OBJECTIVE: In the listing below, count each line containing "name" and answer with the count only.
┌─ AVAILABLE DATA
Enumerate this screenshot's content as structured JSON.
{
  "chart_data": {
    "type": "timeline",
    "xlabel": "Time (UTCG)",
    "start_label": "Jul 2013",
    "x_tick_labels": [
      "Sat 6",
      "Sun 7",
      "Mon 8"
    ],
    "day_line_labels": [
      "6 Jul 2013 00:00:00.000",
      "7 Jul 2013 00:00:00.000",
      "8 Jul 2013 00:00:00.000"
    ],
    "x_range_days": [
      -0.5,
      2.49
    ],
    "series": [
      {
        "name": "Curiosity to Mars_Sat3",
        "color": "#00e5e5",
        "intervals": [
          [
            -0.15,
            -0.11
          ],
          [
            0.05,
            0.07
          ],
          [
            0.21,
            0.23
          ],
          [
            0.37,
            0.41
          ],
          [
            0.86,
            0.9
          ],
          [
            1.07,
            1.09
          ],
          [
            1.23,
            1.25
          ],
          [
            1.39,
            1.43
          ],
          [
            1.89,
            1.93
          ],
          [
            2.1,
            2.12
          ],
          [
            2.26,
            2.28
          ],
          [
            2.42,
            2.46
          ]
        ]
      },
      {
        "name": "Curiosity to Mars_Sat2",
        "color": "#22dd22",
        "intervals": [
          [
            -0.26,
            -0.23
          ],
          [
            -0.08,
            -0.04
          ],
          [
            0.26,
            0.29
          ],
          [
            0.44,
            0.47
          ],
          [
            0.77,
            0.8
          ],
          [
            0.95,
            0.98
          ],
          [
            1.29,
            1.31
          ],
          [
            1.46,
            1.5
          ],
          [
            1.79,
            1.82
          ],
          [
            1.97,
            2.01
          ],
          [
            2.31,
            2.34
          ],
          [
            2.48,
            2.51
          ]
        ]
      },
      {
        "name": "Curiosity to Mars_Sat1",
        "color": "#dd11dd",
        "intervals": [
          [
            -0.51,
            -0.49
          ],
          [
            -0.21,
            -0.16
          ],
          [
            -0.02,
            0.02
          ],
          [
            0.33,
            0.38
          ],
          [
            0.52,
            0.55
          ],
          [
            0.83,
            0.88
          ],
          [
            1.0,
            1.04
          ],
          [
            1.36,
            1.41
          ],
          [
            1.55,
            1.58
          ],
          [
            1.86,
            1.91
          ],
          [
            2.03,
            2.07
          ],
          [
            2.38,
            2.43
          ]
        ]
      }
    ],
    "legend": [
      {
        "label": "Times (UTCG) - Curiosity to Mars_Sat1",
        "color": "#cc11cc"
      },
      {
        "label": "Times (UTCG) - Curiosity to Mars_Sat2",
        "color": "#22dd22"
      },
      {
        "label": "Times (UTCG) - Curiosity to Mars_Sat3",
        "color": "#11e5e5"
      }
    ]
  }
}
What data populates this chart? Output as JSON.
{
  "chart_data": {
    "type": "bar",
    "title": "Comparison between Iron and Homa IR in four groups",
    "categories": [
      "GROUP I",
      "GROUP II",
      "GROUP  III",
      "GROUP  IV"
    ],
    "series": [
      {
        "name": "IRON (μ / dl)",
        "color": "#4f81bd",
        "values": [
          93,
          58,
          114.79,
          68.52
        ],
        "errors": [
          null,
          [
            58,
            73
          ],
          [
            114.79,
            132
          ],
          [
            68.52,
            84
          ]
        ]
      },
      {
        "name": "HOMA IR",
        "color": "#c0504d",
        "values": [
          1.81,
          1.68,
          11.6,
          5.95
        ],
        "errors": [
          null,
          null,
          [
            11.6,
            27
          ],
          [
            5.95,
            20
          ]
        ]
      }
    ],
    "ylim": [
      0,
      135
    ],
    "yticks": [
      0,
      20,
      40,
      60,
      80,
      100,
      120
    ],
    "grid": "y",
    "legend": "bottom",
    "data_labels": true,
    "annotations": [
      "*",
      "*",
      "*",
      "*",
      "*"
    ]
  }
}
└─
EXERCISE OUTPUT: 5